Stated task = Below are the records. List every line holding the word "What".

(Records from a collection)
####

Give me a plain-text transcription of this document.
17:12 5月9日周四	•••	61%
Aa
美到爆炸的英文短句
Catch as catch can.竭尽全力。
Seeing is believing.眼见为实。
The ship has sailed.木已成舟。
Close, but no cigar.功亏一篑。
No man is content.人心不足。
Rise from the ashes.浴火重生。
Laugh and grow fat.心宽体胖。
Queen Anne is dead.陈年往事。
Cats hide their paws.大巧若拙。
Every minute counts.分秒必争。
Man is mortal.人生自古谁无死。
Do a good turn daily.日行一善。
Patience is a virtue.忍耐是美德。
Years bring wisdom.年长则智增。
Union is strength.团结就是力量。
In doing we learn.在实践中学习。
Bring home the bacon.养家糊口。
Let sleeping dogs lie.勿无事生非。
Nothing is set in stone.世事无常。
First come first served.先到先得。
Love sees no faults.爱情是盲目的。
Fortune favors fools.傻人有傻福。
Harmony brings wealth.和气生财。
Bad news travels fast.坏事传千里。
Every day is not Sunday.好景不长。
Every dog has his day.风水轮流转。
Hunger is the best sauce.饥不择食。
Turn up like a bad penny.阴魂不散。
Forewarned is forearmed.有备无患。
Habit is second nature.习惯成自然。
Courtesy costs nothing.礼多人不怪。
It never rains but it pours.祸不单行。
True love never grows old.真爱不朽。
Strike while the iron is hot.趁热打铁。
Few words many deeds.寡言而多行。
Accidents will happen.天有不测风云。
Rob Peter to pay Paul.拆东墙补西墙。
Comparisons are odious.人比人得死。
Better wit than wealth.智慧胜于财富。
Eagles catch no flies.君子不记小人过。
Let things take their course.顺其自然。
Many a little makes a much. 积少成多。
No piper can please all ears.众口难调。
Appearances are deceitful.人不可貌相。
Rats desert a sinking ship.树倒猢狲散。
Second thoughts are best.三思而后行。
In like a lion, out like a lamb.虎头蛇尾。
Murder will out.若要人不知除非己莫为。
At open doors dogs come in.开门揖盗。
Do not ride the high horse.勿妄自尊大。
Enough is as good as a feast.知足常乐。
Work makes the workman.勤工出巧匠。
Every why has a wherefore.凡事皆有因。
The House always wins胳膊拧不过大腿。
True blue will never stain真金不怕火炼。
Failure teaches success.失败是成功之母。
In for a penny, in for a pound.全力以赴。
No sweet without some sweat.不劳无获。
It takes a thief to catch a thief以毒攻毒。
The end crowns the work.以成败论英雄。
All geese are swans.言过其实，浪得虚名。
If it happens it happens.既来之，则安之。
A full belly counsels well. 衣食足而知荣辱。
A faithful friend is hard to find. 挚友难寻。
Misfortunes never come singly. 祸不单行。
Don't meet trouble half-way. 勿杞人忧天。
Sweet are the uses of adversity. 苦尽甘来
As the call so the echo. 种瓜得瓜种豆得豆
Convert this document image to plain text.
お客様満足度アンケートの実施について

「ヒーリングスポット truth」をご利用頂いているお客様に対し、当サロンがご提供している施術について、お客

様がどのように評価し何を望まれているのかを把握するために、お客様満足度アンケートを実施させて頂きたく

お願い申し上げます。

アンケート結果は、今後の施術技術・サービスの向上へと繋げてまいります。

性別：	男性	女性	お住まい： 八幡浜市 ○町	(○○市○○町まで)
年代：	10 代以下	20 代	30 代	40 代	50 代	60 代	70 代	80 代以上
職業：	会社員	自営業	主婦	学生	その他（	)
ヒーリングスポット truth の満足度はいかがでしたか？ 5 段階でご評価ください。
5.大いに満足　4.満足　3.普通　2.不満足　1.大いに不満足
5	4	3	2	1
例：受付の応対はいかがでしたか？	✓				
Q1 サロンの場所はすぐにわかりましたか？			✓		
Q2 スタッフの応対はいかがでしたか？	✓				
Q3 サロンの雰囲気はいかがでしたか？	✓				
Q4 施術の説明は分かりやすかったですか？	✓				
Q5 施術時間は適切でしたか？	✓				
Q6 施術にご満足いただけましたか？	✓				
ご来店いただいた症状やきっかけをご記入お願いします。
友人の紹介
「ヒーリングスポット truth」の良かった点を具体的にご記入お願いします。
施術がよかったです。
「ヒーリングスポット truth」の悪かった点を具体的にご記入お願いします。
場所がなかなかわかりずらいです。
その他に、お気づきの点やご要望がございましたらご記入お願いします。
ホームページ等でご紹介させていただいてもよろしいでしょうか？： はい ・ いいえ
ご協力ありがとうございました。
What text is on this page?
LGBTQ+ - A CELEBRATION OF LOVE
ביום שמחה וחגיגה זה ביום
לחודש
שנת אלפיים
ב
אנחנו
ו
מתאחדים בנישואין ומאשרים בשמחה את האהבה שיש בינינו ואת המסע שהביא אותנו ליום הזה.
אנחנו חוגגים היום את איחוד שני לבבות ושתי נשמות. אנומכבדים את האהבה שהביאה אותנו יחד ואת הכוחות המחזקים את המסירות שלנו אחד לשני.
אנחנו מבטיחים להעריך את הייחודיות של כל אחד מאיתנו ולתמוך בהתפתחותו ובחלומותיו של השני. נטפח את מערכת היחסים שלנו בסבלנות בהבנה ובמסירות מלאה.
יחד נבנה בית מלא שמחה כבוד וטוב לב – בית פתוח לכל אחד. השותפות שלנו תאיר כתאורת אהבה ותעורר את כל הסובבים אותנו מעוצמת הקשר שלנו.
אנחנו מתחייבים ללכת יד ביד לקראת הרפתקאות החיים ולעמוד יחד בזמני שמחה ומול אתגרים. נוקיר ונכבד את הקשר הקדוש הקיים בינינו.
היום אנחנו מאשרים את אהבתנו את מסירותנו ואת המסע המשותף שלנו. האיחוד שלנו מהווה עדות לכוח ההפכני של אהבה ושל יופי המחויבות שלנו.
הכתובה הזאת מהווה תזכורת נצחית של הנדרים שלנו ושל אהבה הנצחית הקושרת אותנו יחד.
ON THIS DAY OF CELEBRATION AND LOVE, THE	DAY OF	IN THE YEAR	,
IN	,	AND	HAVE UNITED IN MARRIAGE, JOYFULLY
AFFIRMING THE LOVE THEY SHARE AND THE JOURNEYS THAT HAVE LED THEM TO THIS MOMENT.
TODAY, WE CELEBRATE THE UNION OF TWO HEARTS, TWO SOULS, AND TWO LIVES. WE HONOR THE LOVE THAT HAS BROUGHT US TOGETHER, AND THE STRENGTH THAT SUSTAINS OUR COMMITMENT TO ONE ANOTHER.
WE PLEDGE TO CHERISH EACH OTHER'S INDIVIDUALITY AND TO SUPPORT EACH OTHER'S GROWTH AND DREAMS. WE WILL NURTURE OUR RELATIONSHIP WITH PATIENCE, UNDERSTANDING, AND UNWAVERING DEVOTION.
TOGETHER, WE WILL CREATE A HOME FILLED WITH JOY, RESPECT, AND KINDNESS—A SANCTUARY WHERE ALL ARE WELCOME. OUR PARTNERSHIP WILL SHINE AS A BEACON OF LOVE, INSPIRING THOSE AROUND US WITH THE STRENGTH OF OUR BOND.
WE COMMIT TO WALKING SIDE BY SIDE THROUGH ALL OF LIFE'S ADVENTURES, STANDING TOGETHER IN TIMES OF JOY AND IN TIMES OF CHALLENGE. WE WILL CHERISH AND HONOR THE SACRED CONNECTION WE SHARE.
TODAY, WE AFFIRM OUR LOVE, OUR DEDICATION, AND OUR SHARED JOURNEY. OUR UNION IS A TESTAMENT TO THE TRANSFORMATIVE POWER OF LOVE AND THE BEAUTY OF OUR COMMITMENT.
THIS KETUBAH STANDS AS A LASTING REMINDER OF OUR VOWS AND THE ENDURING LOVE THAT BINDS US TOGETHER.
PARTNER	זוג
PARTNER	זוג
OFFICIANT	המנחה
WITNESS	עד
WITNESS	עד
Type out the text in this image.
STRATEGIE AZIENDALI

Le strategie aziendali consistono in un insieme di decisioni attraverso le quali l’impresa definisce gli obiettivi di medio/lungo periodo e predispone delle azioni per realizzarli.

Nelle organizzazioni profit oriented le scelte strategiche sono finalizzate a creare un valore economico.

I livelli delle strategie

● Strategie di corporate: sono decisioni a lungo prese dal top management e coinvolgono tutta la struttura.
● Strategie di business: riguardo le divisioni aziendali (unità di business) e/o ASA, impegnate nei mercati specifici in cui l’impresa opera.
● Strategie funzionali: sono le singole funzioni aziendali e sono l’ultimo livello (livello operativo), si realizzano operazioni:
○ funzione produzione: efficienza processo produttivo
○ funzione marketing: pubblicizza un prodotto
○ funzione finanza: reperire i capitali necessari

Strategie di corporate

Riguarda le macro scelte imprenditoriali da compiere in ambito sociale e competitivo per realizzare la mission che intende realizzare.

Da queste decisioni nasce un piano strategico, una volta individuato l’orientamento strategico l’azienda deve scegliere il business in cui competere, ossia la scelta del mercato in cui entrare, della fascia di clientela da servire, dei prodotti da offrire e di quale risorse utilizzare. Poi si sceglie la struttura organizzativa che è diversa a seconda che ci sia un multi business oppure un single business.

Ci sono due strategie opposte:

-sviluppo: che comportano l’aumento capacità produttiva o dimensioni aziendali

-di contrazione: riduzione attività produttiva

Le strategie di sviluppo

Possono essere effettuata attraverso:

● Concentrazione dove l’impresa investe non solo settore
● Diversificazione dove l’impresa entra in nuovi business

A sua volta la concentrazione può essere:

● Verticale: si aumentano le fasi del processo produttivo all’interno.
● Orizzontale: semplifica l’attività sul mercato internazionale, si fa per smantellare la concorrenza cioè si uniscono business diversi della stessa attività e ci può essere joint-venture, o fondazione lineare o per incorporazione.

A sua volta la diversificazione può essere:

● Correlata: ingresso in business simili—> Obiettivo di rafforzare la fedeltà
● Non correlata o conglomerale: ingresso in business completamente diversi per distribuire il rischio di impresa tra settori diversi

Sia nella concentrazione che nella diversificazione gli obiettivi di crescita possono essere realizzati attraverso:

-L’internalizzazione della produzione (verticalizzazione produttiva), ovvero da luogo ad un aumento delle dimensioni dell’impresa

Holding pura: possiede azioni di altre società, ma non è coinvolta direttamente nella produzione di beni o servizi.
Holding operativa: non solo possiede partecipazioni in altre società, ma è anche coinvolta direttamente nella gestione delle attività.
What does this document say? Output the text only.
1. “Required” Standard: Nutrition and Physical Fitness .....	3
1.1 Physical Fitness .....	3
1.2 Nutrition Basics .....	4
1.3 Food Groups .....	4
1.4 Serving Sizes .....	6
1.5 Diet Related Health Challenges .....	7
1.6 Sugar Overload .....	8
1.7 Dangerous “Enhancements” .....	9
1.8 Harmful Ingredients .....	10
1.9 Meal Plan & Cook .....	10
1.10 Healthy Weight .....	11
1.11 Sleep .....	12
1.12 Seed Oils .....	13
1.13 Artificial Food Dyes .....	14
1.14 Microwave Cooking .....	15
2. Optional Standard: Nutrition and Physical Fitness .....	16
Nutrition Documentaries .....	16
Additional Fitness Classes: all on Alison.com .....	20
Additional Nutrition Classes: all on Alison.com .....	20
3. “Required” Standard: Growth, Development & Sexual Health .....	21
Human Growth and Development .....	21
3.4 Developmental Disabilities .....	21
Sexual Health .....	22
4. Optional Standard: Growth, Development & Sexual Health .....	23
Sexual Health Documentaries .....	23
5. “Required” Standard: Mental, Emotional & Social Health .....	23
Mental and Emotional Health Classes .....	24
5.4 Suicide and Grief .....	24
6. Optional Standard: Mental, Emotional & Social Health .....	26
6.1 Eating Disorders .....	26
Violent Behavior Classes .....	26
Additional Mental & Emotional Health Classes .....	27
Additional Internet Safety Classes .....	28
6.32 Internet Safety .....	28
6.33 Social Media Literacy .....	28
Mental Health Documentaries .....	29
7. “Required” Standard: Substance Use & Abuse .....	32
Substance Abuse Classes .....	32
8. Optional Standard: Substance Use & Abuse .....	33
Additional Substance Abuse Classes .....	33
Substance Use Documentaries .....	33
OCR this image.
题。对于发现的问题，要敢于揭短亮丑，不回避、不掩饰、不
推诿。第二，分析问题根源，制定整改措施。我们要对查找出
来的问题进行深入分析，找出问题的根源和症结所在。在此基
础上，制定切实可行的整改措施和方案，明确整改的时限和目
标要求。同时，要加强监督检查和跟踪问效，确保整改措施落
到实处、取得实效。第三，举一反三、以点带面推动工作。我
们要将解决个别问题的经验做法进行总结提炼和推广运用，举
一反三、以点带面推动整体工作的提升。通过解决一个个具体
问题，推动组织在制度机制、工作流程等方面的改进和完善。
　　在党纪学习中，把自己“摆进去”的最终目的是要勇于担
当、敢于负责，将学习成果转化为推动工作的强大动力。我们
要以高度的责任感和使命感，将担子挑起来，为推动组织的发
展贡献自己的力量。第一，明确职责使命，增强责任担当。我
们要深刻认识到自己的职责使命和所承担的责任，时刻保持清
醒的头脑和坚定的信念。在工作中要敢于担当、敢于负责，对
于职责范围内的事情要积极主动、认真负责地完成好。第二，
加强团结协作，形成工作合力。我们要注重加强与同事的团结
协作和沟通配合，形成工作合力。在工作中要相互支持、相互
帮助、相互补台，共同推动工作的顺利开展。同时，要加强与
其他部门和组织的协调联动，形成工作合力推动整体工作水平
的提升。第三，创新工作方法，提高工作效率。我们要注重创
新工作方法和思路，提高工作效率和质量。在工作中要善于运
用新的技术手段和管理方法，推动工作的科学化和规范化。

####

Solution to the exercise =
What text is on this page?
What does this document say? Output the text only.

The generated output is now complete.